┌─ Records supplied
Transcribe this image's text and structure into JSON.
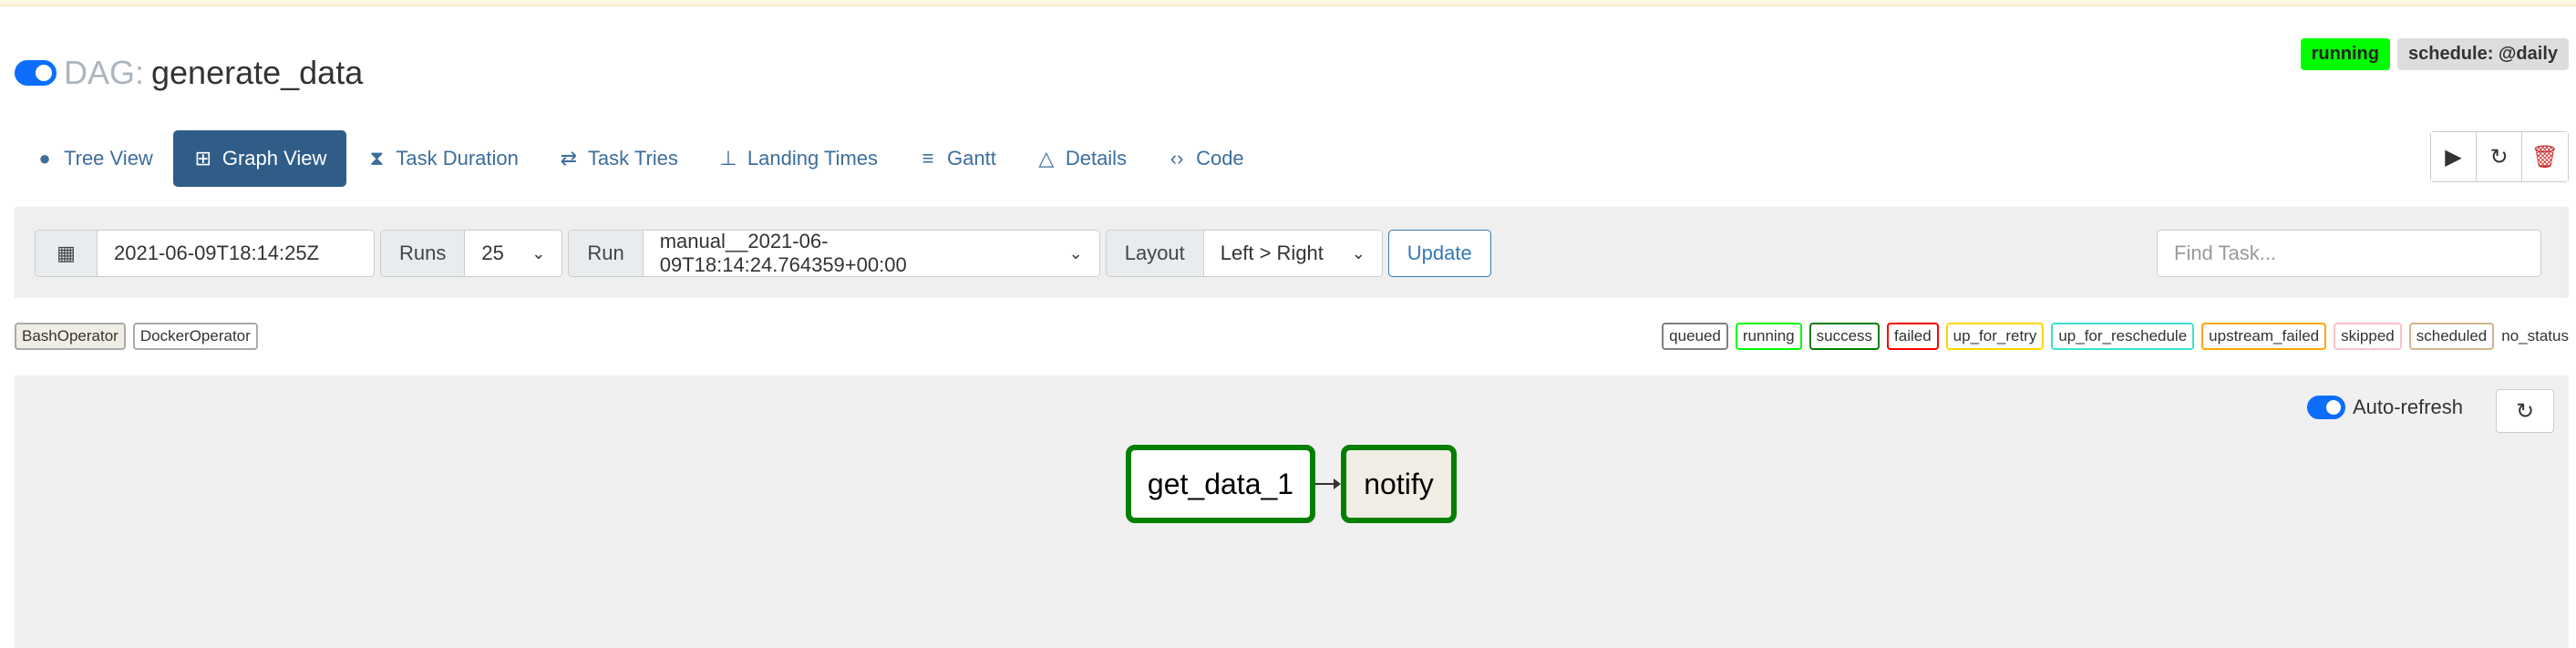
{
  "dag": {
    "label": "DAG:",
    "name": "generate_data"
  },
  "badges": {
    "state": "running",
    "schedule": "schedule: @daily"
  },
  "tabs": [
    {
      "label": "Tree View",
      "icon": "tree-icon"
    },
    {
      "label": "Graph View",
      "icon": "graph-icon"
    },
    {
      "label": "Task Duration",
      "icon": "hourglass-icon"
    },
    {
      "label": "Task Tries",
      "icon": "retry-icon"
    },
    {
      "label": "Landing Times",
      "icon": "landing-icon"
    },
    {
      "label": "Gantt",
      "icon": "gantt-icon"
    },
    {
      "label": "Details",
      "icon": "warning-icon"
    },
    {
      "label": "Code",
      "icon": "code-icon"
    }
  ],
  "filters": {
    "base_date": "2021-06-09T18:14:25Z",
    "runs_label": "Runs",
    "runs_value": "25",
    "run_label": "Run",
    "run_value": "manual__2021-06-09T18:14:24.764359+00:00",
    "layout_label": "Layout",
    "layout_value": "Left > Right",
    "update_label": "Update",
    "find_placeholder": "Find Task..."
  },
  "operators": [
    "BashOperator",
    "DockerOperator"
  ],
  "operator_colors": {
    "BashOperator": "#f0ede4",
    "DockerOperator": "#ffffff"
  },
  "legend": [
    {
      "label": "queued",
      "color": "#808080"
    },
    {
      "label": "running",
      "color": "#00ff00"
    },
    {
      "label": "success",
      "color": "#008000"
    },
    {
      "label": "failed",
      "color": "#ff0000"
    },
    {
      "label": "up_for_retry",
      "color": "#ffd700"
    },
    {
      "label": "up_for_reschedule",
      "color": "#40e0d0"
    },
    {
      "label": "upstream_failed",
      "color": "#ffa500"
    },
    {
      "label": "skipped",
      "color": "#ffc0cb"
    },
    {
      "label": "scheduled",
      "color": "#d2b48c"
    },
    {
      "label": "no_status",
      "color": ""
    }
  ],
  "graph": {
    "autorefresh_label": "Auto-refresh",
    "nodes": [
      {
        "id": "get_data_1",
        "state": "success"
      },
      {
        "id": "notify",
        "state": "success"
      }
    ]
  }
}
└─
┌─ Records supplied
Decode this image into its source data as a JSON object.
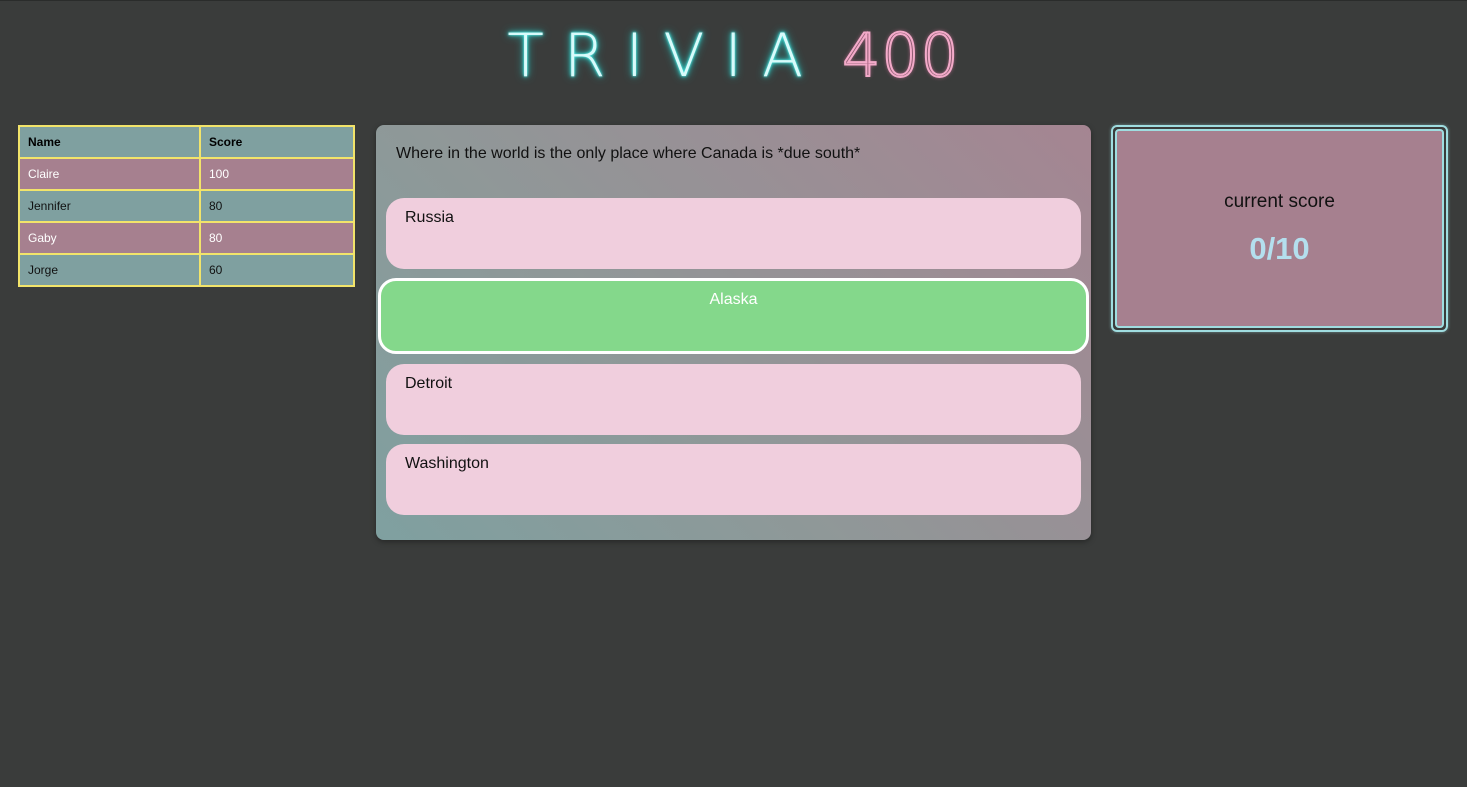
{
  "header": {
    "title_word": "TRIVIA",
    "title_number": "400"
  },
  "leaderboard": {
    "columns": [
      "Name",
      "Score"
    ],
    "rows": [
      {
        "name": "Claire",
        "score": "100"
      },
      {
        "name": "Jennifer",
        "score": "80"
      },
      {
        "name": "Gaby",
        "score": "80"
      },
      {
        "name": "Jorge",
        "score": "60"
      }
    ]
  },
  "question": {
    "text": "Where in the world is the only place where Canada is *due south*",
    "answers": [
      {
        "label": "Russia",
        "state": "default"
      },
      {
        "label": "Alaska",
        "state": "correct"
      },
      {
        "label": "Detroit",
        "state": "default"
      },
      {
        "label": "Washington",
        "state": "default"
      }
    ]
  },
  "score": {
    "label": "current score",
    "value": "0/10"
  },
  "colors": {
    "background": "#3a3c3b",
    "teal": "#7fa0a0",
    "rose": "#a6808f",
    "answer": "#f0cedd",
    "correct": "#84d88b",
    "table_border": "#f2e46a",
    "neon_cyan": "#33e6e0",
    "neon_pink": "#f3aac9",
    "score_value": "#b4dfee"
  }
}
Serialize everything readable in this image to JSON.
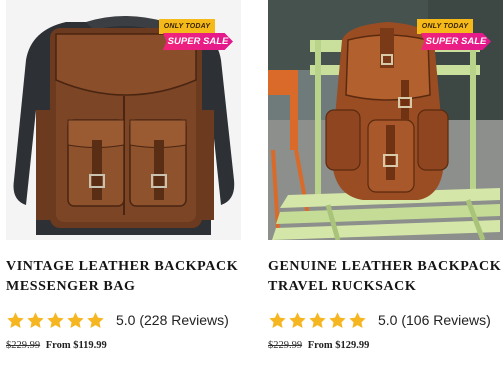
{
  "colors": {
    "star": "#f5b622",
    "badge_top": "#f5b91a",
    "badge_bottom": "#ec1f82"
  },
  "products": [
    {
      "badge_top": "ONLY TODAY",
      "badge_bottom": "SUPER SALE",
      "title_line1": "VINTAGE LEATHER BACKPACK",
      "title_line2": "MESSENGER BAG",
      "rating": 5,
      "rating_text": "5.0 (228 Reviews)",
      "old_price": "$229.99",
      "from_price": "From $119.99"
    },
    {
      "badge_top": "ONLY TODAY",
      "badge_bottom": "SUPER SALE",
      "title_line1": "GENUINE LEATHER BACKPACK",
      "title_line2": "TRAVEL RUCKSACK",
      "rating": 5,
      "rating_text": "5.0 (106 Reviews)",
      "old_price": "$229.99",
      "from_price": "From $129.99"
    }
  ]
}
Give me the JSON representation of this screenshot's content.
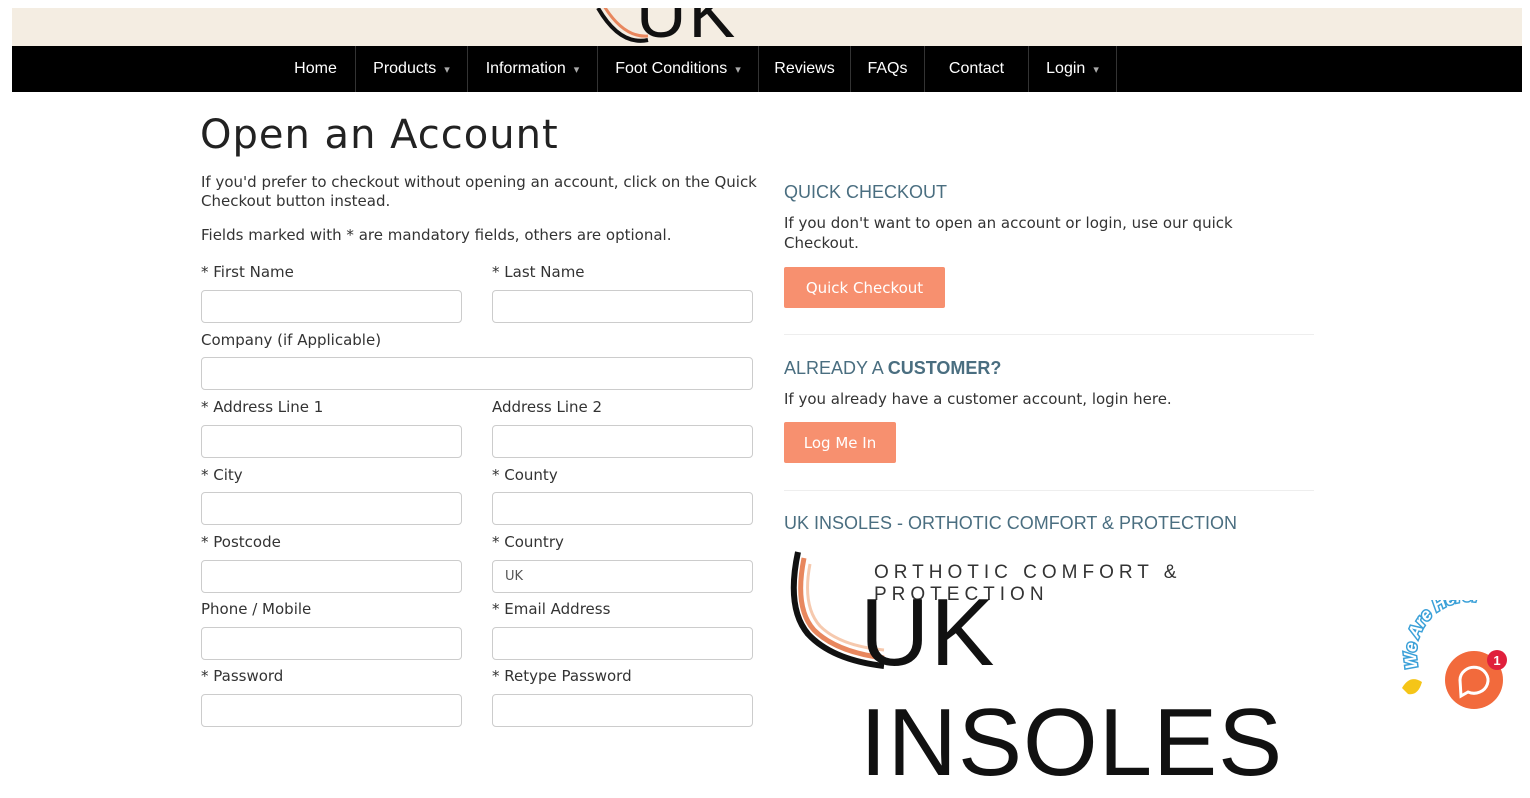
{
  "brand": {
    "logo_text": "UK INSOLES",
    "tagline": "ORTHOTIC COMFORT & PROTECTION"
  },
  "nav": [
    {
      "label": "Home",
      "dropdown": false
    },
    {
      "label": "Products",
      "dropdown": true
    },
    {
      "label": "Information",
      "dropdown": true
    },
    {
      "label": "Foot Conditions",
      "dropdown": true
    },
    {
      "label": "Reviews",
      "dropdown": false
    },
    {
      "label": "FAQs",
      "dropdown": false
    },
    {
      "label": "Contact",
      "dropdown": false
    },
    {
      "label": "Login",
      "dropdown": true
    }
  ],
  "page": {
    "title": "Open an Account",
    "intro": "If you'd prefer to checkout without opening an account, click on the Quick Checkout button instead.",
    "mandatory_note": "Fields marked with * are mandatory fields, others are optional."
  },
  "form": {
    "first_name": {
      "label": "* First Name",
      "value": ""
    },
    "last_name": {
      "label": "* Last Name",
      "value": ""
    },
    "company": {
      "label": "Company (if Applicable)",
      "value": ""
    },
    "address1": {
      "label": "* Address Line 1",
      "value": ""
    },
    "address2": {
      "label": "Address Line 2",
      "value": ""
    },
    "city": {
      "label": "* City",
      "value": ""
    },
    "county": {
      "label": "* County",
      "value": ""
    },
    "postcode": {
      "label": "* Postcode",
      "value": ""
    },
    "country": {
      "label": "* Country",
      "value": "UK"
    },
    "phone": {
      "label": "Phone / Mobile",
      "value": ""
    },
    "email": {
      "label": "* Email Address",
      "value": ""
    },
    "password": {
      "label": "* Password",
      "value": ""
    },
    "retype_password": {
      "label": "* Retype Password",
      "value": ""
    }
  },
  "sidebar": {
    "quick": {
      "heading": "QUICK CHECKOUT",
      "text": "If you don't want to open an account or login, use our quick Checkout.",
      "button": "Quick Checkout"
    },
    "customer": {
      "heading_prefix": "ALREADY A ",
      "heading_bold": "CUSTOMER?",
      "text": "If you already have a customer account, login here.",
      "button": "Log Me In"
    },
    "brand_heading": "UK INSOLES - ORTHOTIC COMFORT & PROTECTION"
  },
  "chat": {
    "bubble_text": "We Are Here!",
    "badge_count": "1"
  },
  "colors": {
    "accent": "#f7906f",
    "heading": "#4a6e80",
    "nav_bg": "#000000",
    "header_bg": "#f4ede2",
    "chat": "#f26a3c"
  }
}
└─
┌─ Records supplied
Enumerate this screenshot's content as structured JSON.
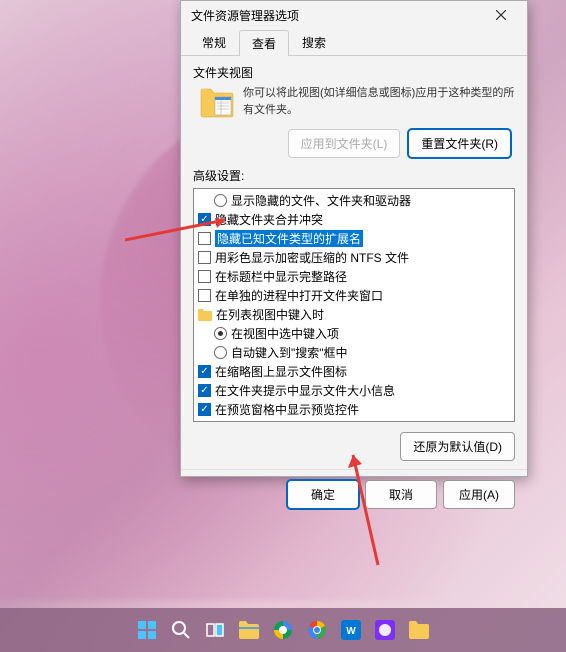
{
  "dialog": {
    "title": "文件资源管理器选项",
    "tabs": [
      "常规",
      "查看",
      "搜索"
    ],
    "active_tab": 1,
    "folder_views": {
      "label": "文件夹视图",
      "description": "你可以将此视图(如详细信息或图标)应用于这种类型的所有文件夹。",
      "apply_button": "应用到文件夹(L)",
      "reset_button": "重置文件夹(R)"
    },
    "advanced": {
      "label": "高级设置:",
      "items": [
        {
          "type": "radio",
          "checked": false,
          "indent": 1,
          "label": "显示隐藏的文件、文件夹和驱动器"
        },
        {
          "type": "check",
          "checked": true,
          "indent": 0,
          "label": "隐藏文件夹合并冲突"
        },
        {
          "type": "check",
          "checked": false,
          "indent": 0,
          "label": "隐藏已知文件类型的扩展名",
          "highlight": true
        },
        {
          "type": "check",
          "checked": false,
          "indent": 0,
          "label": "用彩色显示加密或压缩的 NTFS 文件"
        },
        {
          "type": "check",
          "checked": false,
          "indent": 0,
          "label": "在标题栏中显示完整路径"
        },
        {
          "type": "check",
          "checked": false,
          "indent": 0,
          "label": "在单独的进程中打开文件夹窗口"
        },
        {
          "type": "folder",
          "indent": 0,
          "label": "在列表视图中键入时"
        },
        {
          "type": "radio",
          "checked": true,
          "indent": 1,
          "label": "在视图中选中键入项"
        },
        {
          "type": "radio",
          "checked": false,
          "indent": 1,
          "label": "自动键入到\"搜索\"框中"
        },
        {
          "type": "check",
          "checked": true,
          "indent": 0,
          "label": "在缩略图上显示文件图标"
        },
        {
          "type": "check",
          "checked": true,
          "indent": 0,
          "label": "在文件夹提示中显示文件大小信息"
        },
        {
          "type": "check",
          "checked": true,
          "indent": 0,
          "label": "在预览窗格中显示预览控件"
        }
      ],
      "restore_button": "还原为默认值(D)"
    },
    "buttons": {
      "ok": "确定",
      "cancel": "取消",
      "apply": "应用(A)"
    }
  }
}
└─
» **Task to complete**: Looking at the records above, say how many lines hold the string "screenshot". Write nothing but the number.

» **Final result**: 2